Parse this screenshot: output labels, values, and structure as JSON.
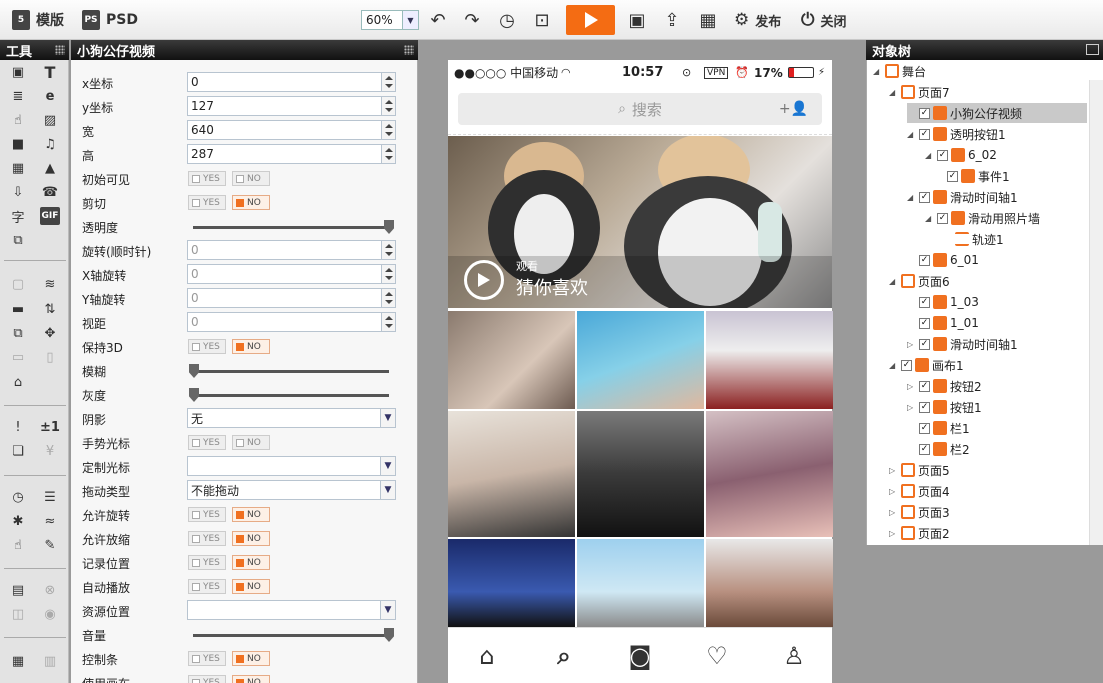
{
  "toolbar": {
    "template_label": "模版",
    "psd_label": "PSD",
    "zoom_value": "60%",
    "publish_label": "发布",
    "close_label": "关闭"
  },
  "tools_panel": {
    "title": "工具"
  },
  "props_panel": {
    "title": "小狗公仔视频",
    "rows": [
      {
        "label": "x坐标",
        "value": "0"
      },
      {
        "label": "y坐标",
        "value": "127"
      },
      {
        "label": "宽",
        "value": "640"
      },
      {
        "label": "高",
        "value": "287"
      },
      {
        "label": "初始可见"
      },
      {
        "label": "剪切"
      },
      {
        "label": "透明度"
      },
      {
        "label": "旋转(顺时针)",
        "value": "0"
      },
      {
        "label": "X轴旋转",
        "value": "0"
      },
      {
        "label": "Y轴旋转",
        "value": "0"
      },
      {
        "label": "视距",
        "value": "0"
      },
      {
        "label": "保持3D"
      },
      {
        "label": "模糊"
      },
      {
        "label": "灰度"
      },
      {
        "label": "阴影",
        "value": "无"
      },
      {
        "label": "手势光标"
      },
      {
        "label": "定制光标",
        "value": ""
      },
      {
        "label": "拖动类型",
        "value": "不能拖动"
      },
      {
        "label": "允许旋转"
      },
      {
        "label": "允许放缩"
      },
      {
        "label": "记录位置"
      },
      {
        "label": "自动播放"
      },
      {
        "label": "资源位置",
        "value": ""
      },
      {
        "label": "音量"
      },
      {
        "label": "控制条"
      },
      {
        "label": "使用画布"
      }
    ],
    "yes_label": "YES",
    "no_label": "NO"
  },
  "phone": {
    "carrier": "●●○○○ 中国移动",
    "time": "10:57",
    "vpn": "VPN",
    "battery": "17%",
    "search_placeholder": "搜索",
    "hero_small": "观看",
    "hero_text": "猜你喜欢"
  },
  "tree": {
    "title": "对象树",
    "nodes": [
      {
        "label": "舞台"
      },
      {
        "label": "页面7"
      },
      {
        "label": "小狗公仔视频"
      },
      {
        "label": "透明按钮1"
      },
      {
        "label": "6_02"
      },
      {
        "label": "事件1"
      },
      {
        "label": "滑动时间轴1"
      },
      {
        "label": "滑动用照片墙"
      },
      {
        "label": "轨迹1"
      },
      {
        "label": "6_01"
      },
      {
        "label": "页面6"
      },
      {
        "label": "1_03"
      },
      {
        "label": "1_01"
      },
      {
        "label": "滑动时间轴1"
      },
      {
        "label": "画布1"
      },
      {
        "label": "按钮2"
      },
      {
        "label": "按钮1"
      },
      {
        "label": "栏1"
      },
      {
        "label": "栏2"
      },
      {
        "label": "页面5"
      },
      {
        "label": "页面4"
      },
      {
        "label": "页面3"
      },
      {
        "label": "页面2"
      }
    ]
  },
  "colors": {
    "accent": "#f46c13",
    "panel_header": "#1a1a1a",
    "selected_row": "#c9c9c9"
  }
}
################
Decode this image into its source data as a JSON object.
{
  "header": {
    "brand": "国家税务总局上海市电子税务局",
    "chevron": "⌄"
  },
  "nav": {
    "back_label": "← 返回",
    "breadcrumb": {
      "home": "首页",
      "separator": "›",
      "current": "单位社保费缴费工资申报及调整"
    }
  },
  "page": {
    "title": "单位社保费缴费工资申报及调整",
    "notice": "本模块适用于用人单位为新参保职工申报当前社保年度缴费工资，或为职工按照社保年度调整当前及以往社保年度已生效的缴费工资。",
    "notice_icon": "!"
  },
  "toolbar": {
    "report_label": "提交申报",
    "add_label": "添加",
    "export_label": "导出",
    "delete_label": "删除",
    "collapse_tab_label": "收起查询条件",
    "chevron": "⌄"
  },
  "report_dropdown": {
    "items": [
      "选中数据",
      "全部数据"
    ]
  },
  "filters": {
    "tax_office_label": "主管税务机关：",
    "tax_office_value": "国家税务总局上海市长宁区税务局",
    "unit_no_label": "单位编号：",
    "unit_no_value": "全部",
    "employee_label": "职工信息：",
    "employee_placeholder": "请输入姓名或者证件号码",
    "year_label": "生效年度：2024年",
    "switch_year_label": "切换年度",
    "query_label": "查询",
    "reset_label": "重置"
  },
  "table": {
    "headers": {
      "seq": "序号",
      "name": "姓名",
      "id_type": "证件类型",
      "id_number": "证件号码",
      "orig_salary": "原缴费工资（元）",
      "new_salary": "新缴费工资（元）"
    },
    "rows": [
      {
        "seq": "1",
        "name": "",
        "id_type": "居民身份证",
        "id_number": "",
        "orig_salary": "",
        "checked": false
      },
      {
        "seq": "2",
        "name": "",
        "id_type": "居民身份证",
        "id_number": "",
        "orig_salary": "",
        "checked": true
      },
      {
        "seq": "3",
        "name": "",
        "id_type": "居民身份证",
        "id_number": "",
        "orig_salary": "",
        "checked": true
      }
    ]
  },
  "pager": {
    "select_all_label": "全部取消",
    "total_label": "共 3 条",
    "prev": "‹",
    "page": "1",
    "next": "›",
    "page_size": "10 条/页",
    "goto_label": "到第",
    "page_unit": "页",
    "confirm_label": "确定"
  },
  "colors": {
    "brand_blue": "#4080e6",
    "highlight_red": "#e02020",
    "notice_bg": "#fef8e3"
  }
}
################
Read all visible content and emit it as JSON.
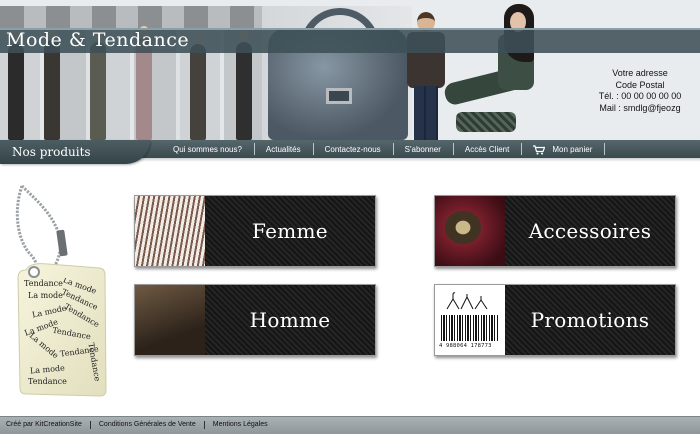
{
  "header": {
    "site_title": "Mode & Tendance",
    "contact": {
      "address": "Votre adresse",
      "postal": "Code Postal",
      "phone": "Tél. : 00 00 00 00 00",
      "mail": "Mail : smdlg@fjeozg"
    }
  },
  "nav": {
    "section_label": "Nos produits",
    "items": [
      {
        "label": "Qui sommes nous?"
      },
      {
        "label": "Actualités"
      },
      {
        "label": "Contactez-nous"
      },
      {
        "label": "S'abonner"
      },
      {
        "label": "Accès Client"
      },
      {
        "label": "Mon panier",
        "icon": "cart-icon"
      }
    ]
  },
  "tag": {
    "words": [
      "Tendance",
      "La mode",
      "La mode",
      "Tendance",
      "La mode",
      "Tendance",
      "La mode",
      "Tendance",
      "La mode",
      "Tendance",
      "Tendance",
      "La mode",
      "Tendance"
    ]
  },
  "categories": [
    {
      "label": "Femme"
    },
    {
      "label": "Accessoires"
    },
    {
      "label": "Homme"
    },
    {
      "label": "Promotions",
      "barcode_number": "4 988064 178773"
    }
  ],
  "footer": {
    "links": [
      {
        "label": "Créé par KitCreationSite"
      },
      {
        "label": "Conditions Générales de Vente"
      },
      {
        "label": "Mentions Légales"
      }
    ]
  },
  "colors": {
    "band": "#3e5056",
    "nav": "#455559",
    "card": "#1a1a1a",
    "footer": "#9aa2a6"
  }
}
################
== Task prompt ==
On how many lines does the word "JSON" appear? Answer with only the number.

== Reply to the task ==
3